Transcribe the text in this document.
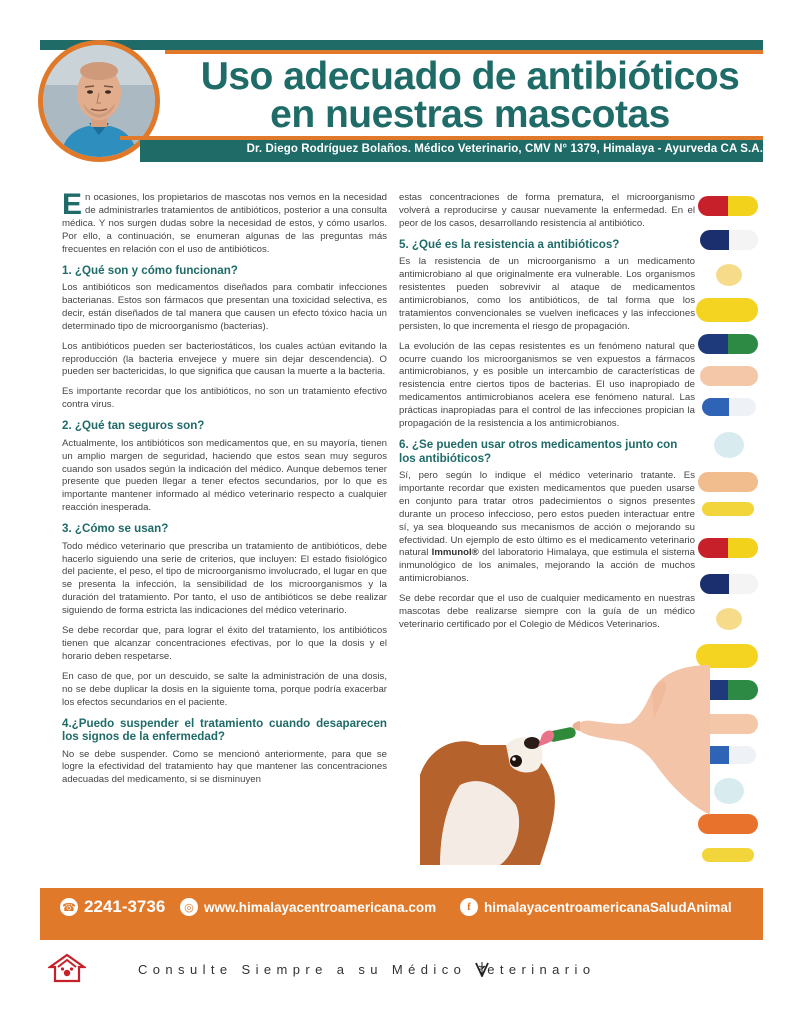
Uso adecuado de antibióticos
en nuestras mascotas
Dr. Diego Rodríguez Bolaños. Médico Veterinario, CMV N° 1379, Himalaya - Ayurveda CA S.A.

En ocasiones, los propietarios de mascotas nos vemos en la necesidad de administrarles tratamientos de antibióticos, posterior a una consulta médica. Y nos surgen dudas sobre la necesidad de estos, y cómo usarlos. Por ello, a continuación, se enumeran algunas de las preguntas más frecuentes en relación con el uso de antibióticos.

1. ¿Qué son y cómo funcionan?

Los antibióticos son medicamentos diseñados para combatir infecciones bacterianas. Estos son fármacos que presentan una toxicidad selectiva, es decir, están diseñados de tal manera que causen un efecto tóxico hacia un determinado tipo de microorganismo (bacterias).

Los antibióticos pueden ser bacteriostáticos, los cuales actúan evitando la reproducción (la bacteria envejece y muere sin dejar descendencia). O pueden ser bactericidas, lo que significa que causan la muerte a la bacteria.

Es importante recordar que los antibióticos, no son un tratamiento efectivo contra virus.

2. ¿Qué tan seguros son?

Actualmente, los antibióticos son medicamentos que, en su mayoría, tienen un amplio margen de seguridad, haciendo que estos sean muy seguros cuando son usados según la indicación del médico. Aunque debemos tener presente que pueden llegar a tener efectos secundarios, por lo que es importante mantener informado al médico veterinario respecto a cualquier reacción inesperada.

3. ¿Cómo se usan?

Todo médico veterinario que prescriba un tratamiento de antibióticos, debe hacerlo siguiendo una serie de criterios, que incluyen: El estado fisiológico del paciente, el peso, el tipo de microorganismo involucrado, el lugar en que se presenta la infección, la sensibilidad de los microorganismos y la duración del tratamiento. Por tanto, el uso de antibióticos se debe realizar siguiendo de forma estricta las indicaciones del médico veterinario.

Se debe recordar que, para lograr el éxito del tratamiento, los antibióticos tienen que alcanzar concentraciones efectivas, por lo que la dosis y el horario deben respetarse.

En caso de que, por un descuido, se salte la administración de una dosis, no se debe duplicar la dosis en la siguiente toma, porque podría exacerbar los efectos secundarios en el paciente.

4.¿Puedo suspender el tratamiento cuando desaparecen los signos de la enfermedad?

No se debe suspender. Como se mencionó anteriormente, para que se logre la efectividad del tratamiento hay que mantener las concentraciones adecuadas del medicamento, si se disminuyen

estas concentraciones de forma prematura, el microorganismo volverá a reproducirse y causar nuevamente la enfermedad. En el peor de los casos, desarrollando resistencia al antibiótico.

5. ¿Qué es la resistencia a antibióticos?

Es la resistencia de un microorganismo a un medicamento antimicrobiano al que originalmente era vulnerable. Los organismos resistentes pueden sobrevivir al ataque de medicamentos antimicrobianos, como los antibióticos, de tal forma que los tratamientos convencionales se vuelven ineficaces y las infecciones persisten, lo que incrementa el riesgo de propagación.

La evolución de las cepas resistentes es un fenómeno natural que ocurre cuando los microorganismos se ven expuestos a fármacos antimicrobianos, y es posible un intercambio de características de resistencia entre ciertos tipos de bacterias. El uso inapropiado de medicamentos antimicrobianos acelera ese fenómeno natural. Las prácticas inapropiadas para el control de las infecciones propician la propagación de la resistencia a los antimicrobianos.

6. ¿Se pueden usar otros medicamentos junto con los antibióticos?

Sí, pero según lo indique el médico veterinario tratante. Es importante recordar que existen medicamentos que pueden usarse en conjunto para tratar otros padecimientos o signos presentes durante un proceso infeccioso, pero estos pueden interactuar entre sí, ya sea bloqueando sus mecanismos de acción o mejorando su efectividad. Un ejemplo de esto último es el medicamento veterinario natural Immunol® del laboratorio Himalaya, que estimula el sistema inmunológico de los animales, mejorando la acción de muchos antimicrobianos.

Se debe recordar que el uso de cualquier medicamento en nuestras mascotas debe realizarse siempre con la guía de un médico veterinario certificado por el Colegio de Médicos Veterinarios.

☎ 2241-3736	◎ www.himalayacentroamericana.com	f himalayacentroamericanaSaludAnimal
Consulte Siempre a su Médico eterinario
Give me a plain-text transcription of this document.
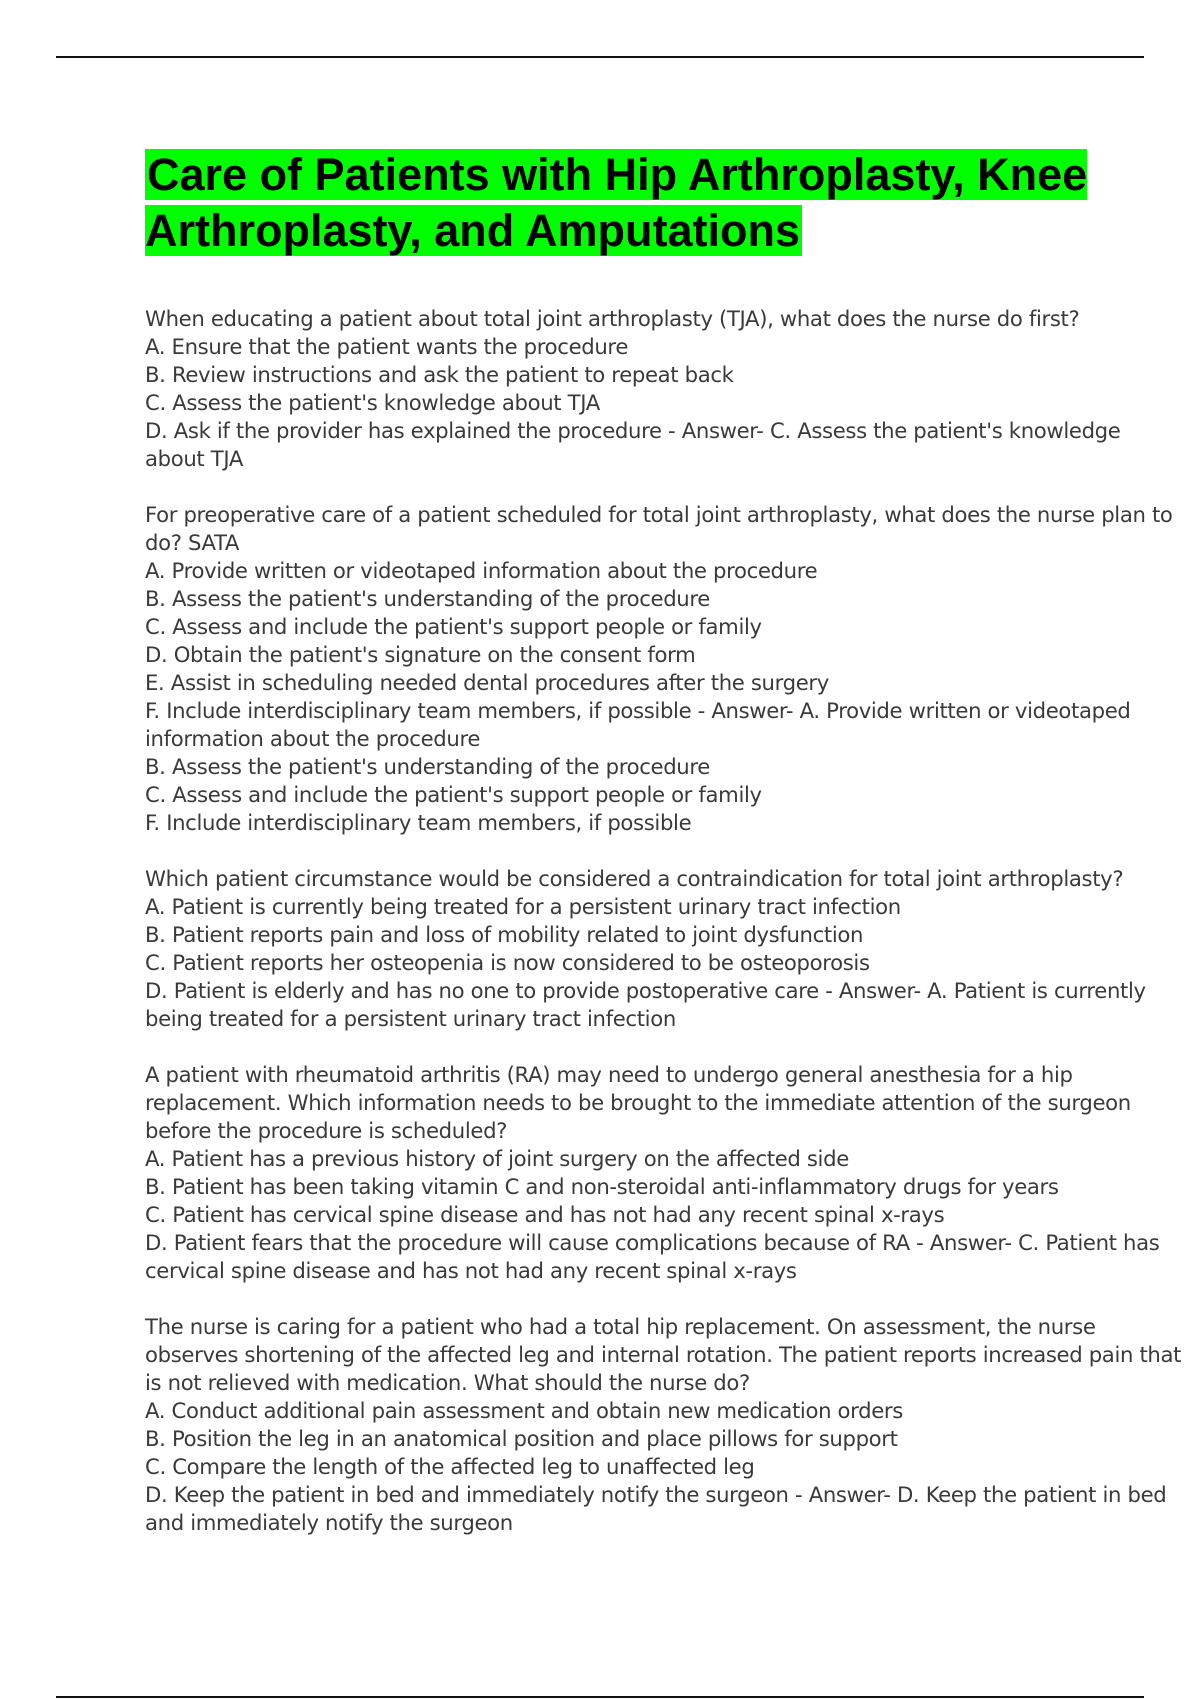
Care of Patients with Hip Arthroplasty, Knee Arthroplasty, and Amputations
When educating a patient about total joint arthroplasty (TJA), what does the nurse do first?
A. Ensure that the patient wants the procedure
B. Review instructions and ask the patient to repeat back
C. Assess the patient's knowledge about TJA
D. Ask if the provider has explained the procedure - Answer- C. Assess the patient's knowledge about TJA
For preoperative care of a patient scheduled for total joint arthroplasty, what does the nurse plan to do? SATA
A. Provide written or videotaped information about the procedure
B. Assess the patient's understanding of the procedure
C. Assess and include the patient's support people or family
D. Obtain the patient's signature on the consent form
E. Assist in scheduling needed dental procedures after the surgery
F. Include interdisciplinary team members, if possible - Answer- A. Provide written or videotaped information about the procedure
B. Assess the patient's understanding of the procedure
C. Assess and include the patient's support people or family
F. Include interdisciplinary team members, if possible
Which patient circumstance would be considered a contraindication for total joint arthroplasty?
A. Patient is currently being treated for a persistent urinary tract infection
B. Patient reports pain and loss of mobility related to joint dysfunction
C. Patient reports her osteopenia is now considered to be osteoporosis
D. Patient is elderly and has no one to provide postoperative care - Answer- A. Patient is currently being treated for a persistent urinary tract infection
A patient with rheumatoid arthritis (RA) may need to undergo general anesthesia for a hip replacement. Which information needs to be brought to the immediate attention of the surgeon before the procedure is scheduled?
A. Patient has a previous history of joint surgery on the affected side
B. Patient has been taking vitamin C and non-steroidal anti-inflammatory drugs for years
C. Patient has cervical spine disease and has not had any recent spinal x-rays
D. Patient fears that the procedure will cause complications because of RA - Answer- C. Patient has cervical spine disease and has not had any recent spinal x-rays
The nurse is caring for a patient who had a total hip replacement. On assessment, the nurse observes shortening of the affected leg and internal rotation. The patient reports increased pain that is not relieved with medication. What should the nurse do?
A. Conduct additional pain assessment and obtain new medication orders
B. Position the leg in an anatomical position and place pillows for support
C. Compare the length of the affected leg to unaffected leg
D. Keep the patient in bed and immediately notify the surgeon - Answer- D. Keep the patient in bed and immediately notify the surgeon
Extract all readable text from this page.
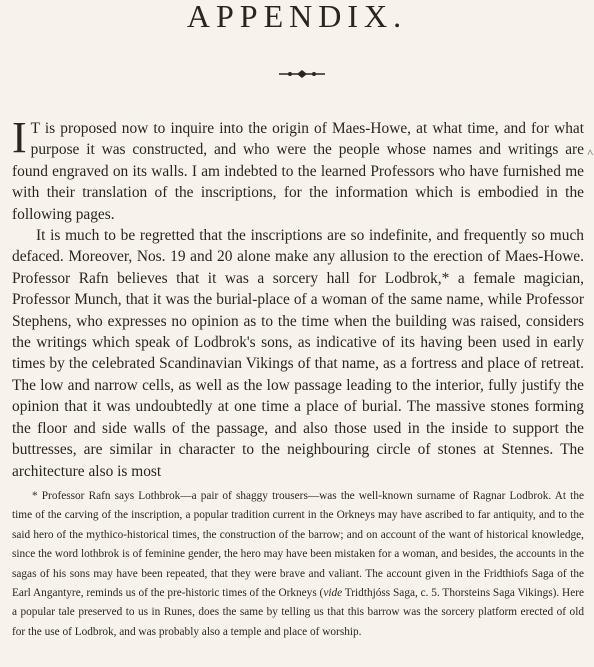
APPENDIX.

I T is proposed now to inquire into the origin of Maes-Howe, at what time, and for what purpose it was constructed, and who were the people whose names and writings are found engraved on its walls. I am indebted to the learned Professors who have furnished me with their translation of the inscriptions, for the information which is embodied in the following pages.

It is much to be regretted that the inscriptions are so indefinite, and frequently so much defaced. Moreover, Nos. 19 and 20 alone make any allusion to the erection of Maes-Howe. Professor Rafn believes that it was a sorcery hall for Lodbrok,* a female magician, Professor Munch, that it was the burial-place of a woman of the same name, while Professor Stephens, who expresses no opinion as to the time when the building was raised, considers the writings which speak of Lodbrok's sons, as indicative of its having been used in early times by the celebrated Scandinavian Vikings of that name, as a fortress and place of retreat. The low and narrow cells, as well as the low passage leading to the interior, fully justify the opinion that it was undoubtedly at one time a place of burial. The massive stones forming the floor and side walls of the passage, and also those used in the inside to support the buttresses, are similar in character to the neighbouring circle of stones at Stennes. The architecture also is most

* Professor Rafn says Lothbrok—a pair of shaggy trousers—was the well-known surname of Ragnar Lodbrok. At the time of the carving of the inscription, a popular tradition current in the Orkneys may have ascribed to far antiquity, and to the said hero of the mythico-historical times, the construction of the barrow; and on account of the want of historical knowledge, since the word lothbrok is of feminine gender, the hero may have been mistaken for a woman, and besides, the accounts in the sagas of his sons may have been repeated, that they were brave and valiant. The account given in the Fridthiofs Saga of the Earl Angantyre, reminds us of the pre-historic times of the Orkneys (vide Tridthjóss Saga, c. 5. Thorsteins Saga Vikings). Here a popular tale preserved to us in Runes, does the same by telling us that this barrow was the sorcery platform erected of old for the use of Lodbrok, and was probably also a temple and place of worship.

^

★ ★ ★ ★

How to complete this task:
Return only those lines of the records that contain the string "have".

Answer below:
I T is proposed now to inquire into the origin of Maes-Howe, at what time, and for what purpose it was constructed, and who were the people whose names and writings are found engraved on its walls. I am indebted to the learned Professors who have furnished me with their translation of the inscriptions, for the information which is embodied in the following pages.
* Professor Rafn says Lothbrok—a pair of shaggy trousers—was the well-known surname of Ragnar Lodbrok. At the time of the carving of the inscription, a popular tradition current in the Orkneys may have ascribed to far antiquity, and to the said hero of the mythico-historical times, the construction of the barrow; and on account of the want of historical knowledge, since the word lothbrok is of feminine gender, the hero may have been mistaken for a woman, and besides, the accounts in the sagas of his sons may have been repeated, that they were brave and valiant. The account given in the Fridthiofs Saga of the Earl Angantyre, reminds us of the pre-historic times of the Orkneys (vide Tridthjóss Saga, c. 5. Thorsteins Saga Vikings). Here a popular tale preserved to us in Runes, does the same by telling us that this barrow was the sorcery platform erected of old for the use of Lodbrok, and was probably also a temple and place of worship.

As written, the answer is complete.